### THE TASK:
Write only the number of lines in the records beneath that hold "revenue".

### EXERCISE INPUTS:
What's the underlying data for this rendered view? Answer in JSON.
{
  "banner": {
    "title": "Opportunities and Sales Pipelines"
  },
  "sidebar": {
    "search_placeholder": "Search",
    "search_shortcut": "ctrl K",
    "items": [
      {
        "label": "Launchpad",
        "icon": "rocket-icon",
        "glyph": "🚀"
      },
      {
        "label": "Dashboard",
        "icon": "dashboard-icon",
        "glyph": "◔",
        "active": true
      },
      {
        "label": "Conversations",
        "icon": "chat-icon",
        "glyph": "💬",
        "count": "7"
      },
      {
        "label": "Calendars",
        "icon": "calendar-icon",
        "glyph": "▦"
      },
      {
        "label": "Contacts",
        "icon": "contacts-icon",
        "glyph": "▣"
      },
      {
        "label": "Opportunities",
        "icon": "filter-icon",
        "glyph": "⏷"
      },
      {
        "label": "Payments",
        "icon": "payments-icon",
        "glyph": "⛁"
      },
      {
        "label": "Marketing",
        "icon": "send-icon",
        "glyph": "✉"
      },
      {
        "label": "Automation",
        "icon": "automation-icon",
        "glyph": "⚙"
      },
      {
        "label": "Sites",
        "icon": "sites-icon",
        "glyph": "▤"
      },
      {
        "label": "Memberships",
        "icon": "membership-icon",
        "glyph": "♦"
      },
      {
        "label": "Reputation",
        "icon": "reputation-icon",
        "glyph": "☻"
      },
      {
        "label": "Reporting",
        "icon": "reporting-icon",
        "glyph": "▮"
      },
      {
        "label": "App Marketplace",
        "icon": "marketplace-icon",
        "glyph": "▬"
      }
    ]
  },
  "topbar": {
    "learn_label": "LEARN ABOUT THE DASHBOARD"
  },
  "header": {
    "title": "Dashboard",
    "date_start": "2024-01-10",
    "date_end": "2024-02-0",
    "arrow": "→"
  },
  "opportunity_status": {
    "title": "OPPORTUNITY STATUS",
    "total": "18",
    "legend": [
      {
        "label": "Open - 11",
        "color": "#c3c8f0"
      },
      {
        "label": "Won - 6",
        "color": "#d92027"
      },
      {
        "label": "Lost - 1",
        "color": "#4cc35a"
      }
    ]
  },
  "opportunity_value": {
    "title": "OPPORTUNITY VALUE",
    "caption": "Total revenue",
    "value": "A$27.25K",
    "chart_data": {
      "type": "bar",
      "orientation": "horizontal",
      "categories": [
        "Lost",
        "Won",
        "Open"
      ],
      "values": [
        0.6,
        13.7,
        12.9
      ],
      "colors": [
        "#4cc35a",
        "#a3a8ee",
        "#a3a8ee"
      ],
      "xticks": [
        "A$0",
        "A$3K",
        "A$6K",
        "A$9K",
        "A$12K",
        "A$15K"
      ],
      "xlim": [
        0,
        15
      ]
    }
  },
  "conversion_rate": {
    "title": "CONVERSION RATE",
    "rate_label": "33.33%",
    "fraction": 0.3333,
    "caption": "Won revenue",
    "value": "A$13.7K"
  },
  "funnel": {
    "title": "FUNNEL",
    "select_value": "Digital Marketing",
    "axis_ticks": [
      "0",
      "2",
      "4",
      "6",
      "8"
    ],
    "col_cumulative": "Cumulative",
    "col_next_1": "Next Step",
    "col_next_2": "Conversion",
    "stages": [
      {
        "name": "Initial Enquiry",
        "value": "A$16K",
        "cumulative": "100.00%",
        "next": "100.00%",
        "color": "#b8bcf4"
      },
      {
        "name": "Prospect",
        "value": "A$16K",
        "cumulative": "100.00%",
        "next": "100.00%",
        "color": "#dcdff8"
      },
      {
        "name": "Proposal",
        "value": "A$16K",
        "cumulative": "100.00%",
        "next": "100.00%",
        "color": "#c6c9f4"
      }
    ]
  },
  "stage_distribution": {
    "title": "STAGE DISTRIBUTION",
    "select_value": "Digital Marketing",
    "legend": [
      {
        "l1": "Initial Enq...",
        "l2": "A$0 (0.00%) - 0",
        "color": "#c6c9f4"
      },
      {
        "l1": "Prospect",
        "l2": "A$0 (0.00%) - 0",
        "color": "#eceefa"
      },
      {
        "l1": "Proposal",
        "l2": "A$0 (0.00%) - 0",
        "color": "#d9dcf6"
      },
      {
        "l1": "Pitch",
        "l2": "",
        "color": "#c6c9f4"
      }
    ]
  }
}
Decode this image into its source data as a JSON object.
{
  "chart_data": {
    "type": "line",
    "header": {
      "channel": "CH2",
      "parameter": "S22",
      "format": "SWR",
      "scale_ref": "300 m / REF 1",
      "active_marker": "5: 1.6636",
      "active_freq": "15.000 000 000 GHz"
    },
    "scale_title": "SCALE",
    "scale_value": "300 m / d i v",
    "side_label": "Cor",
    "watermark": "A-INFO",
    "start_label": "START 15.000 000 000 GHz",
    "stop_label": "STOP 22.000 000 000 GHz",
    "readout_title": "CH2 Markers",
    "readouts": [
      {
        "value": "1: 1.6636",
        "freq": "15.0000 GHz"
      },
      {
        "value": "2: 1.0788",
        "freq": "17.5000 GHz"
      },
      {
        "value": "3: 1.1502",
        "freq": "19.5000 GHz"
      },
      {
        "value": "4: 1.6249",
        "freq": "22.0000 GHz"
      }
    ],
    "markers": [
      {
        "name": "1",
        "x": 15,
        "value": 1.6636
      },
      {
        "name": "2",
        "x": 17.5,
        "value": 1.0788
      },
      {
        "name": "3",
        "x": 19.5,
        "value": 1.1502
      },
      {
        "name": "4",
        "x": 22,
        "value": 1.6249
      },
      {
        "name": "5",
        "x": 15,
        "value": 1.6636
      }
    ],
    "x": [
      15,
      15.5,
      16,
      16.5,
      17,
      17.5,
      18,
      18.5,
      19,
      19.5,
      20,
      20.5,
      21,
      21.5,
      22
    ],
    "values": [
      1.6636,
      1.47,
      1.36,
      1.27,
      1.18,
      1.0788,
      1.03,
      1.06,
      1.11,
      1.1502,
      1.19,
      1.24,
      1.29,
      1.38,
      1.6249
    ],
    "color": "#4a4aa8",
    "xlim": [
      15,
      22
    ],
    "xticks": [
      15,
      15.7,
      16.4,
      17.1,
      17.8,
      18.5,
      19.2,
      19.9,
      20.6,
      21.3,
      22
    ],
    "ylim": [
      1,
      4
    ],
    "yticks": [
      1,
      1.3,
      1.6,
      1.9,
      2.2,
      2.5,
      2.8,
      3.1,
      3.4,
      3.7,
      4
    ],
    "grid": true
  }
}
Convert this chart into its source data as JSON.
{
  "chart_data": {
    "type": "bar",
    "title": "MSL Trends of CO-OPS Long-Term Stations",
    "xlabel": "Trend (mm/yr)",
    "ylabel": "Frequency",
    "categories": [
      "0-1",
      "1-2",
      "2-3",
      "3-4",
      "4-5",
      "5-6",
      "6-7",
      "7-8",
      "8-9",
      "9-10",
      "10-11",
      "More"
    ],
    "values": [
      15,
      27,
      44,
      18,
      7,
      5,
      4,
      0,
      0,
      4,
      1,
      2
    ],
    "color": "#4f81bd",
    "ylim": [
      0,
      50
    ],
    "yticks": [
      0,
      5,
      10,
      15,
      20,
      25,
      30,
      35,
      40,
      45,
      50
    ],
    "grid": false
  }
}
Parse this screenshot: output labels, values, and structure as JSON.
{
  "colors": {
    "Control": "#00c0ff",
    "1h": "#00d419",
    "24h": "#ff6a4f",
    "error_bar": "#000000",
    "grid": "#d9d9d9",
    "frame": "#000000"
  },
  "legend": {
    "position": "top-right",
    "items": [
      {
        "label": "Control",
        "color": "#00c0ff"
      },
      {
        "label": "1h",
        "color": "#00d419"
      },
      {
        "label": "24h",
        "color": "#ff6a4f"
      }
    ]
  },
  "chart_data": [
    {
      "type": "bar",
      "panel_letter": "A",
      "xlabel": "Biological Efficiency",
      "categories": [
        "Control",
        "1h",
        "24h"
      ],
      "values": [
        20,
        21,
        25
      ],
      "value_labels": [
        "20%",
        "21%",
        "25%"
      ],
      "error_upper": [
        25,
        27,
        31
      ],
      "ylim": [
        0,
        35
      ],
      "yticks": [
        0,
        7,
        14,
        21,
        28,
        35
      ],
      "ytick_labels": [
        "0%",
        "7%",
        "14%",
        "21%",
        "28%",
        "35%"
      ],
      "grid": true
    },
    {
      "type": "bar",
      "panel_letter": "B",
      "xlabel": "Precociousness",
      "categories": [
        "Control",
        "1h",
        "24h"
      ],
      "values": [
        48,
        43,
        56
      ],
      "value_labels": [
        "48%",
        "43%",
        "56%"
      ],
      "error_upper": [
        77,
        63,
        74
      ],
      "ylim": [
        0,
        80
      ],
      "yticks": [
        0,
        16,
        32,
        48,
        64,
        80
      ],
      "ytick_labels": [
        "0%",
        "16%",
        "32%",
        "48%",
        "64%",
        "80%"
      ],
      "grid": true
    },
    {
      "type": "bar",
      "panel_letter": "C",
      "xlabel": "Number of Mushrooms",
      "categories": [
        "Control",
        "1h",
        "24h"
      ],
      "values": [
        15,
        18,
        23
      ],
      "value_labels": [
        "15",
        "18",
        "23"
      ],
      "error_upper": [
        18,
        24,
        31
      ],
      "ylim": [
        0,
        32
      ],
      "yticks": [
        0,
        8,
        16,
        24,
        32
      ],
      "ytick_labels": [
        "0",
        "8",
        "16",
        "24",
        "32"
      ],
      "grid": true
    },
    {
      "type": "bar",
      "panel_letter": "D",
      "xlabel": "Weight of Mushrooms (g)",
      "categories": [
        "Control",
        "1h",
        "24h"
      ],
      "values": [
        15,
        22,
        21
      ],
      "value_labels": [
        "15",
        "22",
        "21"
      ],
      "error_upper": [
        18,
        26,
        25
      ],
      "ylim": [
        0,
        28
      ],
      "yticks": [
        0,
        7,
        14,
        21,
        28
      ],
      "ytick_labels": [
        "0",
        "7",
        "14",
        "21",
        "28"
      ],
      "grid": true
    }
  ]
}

### COMPLETE OUTPUT:
2